> _GIVEN RECORDS_:
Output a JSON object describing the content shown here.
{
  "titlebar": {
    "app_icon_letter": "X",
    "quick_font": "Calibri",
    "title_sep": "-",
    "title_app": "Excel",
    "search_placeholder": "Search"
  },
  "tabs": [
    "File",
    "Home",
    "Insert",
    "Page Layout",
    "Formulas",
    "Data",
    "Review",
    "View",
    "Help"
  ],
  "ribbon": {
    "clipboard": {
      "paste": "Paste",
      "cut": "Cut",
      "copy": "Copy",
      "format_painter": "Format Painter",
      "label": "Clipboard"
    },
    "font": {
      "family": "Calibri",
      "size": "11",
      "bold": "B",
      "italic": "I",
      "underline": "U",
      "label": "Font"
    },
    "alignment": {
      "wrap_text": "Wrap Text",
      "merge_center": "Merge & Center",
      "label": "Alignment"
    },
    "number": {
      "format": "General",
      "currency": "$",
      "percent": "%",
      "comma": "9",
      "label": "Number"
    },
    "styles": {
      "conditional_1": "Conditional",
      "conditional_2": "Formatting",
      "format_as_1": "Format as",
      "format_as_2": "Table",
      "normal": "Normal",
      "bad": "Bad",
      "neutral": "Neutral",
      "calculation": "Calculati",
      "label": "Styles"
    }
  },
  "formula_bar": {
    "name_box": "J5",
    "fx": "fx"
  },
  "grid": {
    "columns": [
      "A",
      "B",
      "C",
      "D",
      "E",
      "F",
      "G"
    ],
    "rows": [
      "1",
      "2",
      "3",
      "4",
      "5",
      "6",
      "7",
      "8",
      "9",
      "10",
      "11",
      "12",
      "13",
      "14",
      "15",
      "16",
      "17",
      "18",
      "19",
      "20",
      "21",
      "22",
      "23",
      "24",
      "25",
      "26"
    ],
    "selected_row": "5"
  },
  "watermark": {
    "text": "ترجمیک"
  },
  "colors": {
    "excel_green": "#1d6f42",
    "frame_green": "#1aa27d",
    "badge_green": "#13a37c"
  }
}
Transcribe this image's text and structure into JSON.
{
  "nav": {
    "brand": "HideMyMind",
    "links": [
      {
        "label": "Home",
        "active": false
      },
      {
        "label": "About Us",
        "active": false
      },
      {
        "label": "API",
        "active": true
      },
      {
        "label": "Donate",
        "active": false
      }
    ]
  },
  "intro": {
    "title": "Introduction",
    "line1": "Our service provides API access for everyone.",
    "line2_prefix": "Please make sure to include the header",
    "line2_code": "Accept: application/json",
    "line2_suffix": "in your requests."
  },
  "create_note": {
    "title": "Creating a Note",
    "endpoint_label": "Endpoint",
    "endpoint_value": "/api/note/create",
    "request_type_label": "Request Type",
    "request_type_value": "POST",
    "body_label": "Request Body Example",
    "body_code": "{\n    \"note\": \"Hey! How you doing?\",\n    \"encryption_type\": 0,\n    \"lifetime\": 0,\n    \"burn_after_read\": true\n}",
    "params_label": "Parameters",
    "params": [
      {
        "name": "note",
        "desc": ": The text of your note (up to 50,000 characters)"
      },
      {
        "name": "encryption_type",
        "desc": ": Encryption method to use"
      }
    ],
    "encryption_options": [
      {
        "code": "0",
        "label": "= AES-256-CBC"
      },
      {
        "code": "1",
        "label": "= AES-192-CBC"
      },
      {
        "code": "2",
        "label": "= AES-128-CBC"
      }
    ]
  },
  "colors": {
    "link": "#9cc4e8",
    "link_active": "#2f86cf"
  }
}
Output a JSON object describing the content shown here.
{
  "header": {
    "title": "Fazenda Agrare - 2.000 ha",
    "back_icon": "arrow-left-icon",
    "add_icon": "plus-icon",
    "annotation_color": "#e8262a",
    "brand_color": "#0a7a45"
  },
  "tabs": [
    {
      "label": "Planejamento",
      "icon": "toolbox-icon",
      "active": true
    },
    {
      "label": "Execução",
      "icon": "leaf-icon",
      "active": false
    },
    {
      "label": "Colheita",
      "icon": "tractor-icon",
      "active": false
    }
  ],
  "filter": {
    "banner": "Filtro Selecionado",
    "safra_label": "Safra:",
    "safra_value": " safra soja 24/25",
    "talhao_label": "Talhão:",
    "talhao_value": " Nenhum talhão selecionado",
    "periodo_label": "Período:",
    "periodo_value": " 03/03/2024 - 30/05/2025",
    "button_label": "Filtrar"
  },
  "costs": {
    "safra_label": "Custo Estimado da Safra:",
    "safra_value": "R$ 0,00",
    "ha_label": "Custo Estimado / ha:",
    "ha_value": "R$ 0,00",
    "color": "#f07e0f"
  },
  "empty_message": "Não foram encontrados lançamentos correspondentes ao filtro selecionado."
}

> _EXERCISE DETAILS_: Word for word, quote all of the data above.

> _ANSWER IN FULL_:
Output a JSON object describing the content shown here.
{
  "titlebar": {
    "app_icon_letter": "X",
    "quick_font": "Calibri",
    "title_sep": "-",
    "title_app": "Excel",
    "search_placeholder": "Search"
  },
  "tabs": [
    "File",
    "Home",
    "Insert",
    "Page Layout",
    "Formulas",
    "Data",
    "Review",
    "View",
    "Help"
  ],
  "ribbon": {
    "clipboard": {
      "paste": "Paste",
      "cut": "Cut",
      "copy": "Copy",
      "format_painter": "Format Painter",
      "label": "Clipboard"
    },
    "font": {
      "family": "Calibri",
      "size": "11",
      "bold": "B",
      "italic": "I",
      "underline": "U",
      "label": "Font"
    },
    "alignment": {
      "wrap_text": "Wrap Text",
      "merge_center": "Merge & Center",
      "label": "Alignment"
    },
    "number": {
      "format": "General",
      "currency": "$",
      "percent": "%",
      "comma": "9",
      "label": "Number"
    },
    "styles": {
      "conditional_1": "Conditional",
      "conditional_2": "Formatting",
      "format_as_1": "Format as",
      "format_as_2": "Table",
      "normal": "Normal",
      "bad": "Bad",
      "neutral": "Neutral",
      "calculation": "Calculati",
      "label": "Styles"
    }
  },
  "formula_bar": {
    "name_box": "J5",
    "fx": "fx"
  },
  "grid": {
    "columns": [
      "A",
      "B",
      "C",
      "D",
      "E",
      "F",
      "G"
    ],
    "rows": [
      "1",
      "2",
      "3",
      "4",
      "5",
      "6",
      "7",
      "8",
      "9",
      "10",
      "11",
      "12",
      "13",
      "14",
      "15",
      "16",
      "17",
      "18",
      "19",
      "20",
      "21",
      "22",
      "23",
      "24",
      "25",
      "26"
    ],
    "selected_row": "5"
  },
  "watermark": {
    "text": "ترجمیک"
  },
  "colors": {
    "excel_green": "#1d6f42",
    "frame_green": "#1aa27d",
    "badge_green": "#13a37c"
  }
}
Transcribe this image's text and structure into JSON.
{
  "nav": {
    "brand": "HideMyMind",
    "links": [
      {
        "label": "Home",
        "active": false
      },
      {
        "label": "About Us",
        "active": false
      },
      {
        "label": "API",
        "active": true
      },
      {
        "label": "Donate",
        "active": false
      }
    ]
  },
  "intro": {
    "title": "Introduction",
    "line1": "Our service provides API access for everyone.",
    "line2_prefix": "Please make sure to include the header",
    "line2_code": "Accept: application/json",
    "line2_suffix": "in your requests."
  },
  "create_note": {
    "title": "Creating a Note",
    "endpoint_label": "Endpoint",
    "endpoint_value": "/api/note/create",
    "request_type_label": "Request Type",
    "request_type_value": "POST",
    "body_label": "Request Body Example",
    "body_code": "{\n    \"note\": \"Hey! How you doing?\",\n    \"encryption_type\": 0,\n    \"lifetime\": 0,\n    \"burn_after_read\": true\n}",
    "params_label": "Parameters",
    "params": [
      {
        "name": "note",
        "desc": ": The text of your note (up to 50,000 characters)"
      },
      {
        "name": "encryption_type",
        "desc": ": Encryption method to use"
      }
    ],
    "encryption_options": [
      {
        "code": "0",
        "label": "= AES-256-CBC"
      },
      {
        "code": "1",
        "label": "= AES-192-CBC"
      },
      {
        "code": "2",
        "label": "= AES-128-CBC"
      }
    ]
  },
  "colors": {
    "link": "#9cc4e8",
    "link_active": "#2f86cf"
  }
}
Output a JSON object describing the content shown here.
{
  "header": {
    "title": "Fazenda Agrare - 2.000 ha",
    "back_icon": "arrow-left-icon",
    "add_icon": "plus-icon",
    "annotation_color": "#e8262a",
    "brand_color": "#0a7a45"
  },
  "tabs": [
    {
      "label": "Planejamento",
      "icon": "toolbox-icon",
      "active": true
    },
    {
      "label": "Execução",
      "icon": "leaf-icon",
      "active": false
    },
    {
      "label": "Colheita",
      "icon": "tractor-icon",
      "active": false
    }
  ],
  "filter": {
    "banner": "Filtro Selecionado",
    "safra_label": "Safra:",
    "safra_value": " safra soja 24/25",
    "talhao_label": "Talhão:",
    "talhao_value": " Nenhum talhão selecionado",
    "periodo_label": "Período:",
    "periodo_value": " 03/03/2024 - 30/05/2025",
    "button_label": "Filtrar"
  },
  "costs": {
    "safra_label": "Custo Estimado da Safra:",
    "safra_value": "R$ 0,00",
    "ha_label": "Custo Estimado / ha:",
    "ha_value": "R$ 0,00",
    "color": "#f07e0f"
  },
  "empty_message": "Não foram encontrados lançamentos correspondentes ao filtro selecionado."
}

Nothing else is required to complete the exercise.